# [The exercise]
Output the line that contains "Enumerate this screenshot's" and every line after it to the end of the entries, with nothing added or left out.

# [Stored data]
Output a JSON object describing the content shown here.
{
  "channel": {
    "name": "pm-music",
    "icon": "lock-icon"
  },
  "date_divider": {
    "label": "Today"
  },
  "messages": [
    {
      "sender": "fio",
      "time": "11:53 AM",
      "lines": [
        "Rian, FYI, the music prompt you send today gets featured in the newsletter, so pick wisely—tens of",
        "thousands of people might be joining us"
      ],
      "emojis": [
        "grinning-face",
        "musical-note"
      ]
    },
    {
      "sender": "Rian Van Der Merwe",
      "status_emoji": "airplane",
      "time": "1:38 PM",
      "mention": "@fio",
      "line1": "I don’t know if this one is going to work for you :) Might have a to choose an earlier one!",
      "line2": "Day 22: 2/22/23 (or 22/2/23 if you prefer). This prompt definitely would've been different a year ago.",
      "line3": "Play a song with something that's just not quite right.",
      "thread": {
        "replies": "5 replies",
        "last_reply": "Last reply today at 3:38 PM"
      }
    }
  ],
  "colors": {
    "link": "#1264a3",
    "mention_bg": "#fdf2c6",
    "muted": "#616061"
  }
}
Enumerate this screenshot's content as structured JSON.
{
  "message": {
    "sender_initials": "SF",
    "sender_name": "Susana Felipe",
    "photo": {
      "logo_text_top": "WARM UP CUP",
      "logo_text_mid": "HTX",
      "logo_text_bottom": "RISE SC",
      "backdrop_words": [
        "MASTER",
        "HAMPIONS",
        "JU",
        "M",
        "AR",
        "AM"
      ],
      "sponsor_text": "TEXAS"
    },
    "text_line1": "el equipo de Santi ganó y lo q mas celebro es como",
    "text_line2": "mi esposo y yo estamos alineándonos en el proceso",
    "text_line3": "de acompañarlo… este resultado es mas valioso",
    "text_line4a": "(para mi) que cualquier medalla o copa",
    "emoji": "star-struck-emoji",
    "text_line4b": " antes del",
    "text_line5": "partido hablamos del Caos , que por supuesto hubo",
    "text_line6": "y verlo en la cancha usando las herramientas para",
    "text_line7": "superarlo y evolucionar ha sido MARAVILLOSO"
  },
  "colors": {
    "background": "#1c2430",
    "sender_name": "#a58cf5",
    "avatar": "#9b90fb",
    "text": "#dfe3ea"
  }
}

# [Reply]
Enumerate this screenshot's content as structured JSON.
{
  "message": {
    "sender_initials": "SF",
    "sender_name": "Susana Felipe",
    "photo": {
      "logo_text_top": "WARM UP CUP",
      "logo_text_mid": "HTX",
      "logo_text_bottom": "RISE SC",
      "backdrop_words": [
        "MASTER",
        "HAMPIONS",
        "JU",
        "M",
        "AR",
        "AM"
      ],
      "sponsor_text": "TEXAS"
    },
    "text_line1": "el equipo de Santi ganó y lo q mas celebro es como",
    "text_line2": "mi esposo y yo estamos alineándonos en el proceso",
    "text_line3": "de acompañarlo… este resultado es mas valioso",
    "text_line4a": "(para mi) que cualquier medalla o copa",
    "emoji": "star-struck-emoji",
    "text_line4b": " antes del",
    "text_line5": "partido hablamos del Caos , que por supuesto hubo",
    "text_line6": "y verlo en la cancha usando las herramientas para",
    "text_line7": "superarlo y evolucionar ha sido MARAVILLOSO"
  },
  "colors": {
    "background": "#1c2430",
    "sender_name": "#a58cf5",
    "avatar": "#9b90fb",
    "text": "#dfe3ea"
  }
}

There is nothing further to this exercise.